## Stated exercise 1:
Repeat the entries exactly, from the start of the data records through the line that contains "china-cybersecurity-week-logo[interactable]: 国家网络安全 宣传周", inclusive.

## Source document:
On 29 January 2016 at 05:16, Ivan Khoronzhuk <ivan.khoronz...@linaro.org>
wrote:

>
>
> On 29.01.16 00:54, Bill Fischofer wrote:
>
>> This is how you implement timers in HW as well.
>>
> A separate HW block operates a scan loop that constantly searches for
> timers to expire and creates events for those who do.
> The rest of the system operates undisturbed.  For a SW analog in manycore
> systems you'd have service thread(s) running on dedicated core(s) doing the
> same.
>
> Actually it can be emulated for linux-generic, but instead of HW block the
> pool of timers should be handled on one of control CPUS.
> Each timer pool, no matter, created on main thread or worker thread has to
> be created with CPU affinity according to control cpumask.
> Question is only which one and who decides which one, on linux-generic,
> let it be always CPU0, but with warn that CPU0 can be
> shared with a worker thread (or maybe exclude it? it was proposed several
> times already, but rejected).

## Stated exercise 2:
Answer these questions about the message on timers:
(a) On what date and at what time is Ivan Khoronzhuk's message dated?
(b) In hardware, what operates the scan loop that searches for timers to expire?
(c) For linux-generic, which CPU does the message suggest should always handle the timer pools?

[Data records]
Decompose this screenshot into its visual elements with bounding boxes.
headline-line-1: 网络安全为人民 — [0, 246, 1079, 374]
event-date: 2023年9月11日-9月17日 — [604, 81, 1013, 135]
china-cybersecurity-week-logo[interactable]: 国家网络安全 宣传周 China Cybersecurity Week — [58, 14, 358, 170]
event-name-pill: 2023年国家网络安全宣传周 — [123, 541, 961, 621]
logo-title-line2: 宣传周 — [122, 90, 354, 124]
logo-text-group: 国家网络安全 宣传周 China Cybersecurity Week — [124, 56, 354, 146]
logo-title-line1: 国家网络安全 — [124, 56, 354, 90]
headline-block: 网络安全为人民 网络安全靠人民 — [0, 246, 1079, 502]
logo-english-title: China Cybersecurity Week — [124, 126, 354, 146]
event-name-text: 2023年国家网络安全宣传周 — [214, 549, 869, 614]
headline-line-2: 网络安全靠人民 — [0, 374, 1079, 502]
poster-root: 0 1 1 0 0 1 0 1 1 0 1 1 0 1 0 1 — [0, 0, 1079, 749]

## Full output 1:
Decompose this screenshot into its visual elements with bounding boxes.
headline-line-1: 网络安全为人民 — [0, 246, 1079, 374]
event-date: 2023年9月11日-9月17日 — [604, 81, 1013, 135]
china-cybersecurity-week-logo[interactable]: 国家网络安全 宣传周 China Cybersecurity Week — [58, 14, 358, 170]

## Full output 2:
(a) 29 January 2016 at 05:16.
(b) A separate HW block.
(c) CPU0.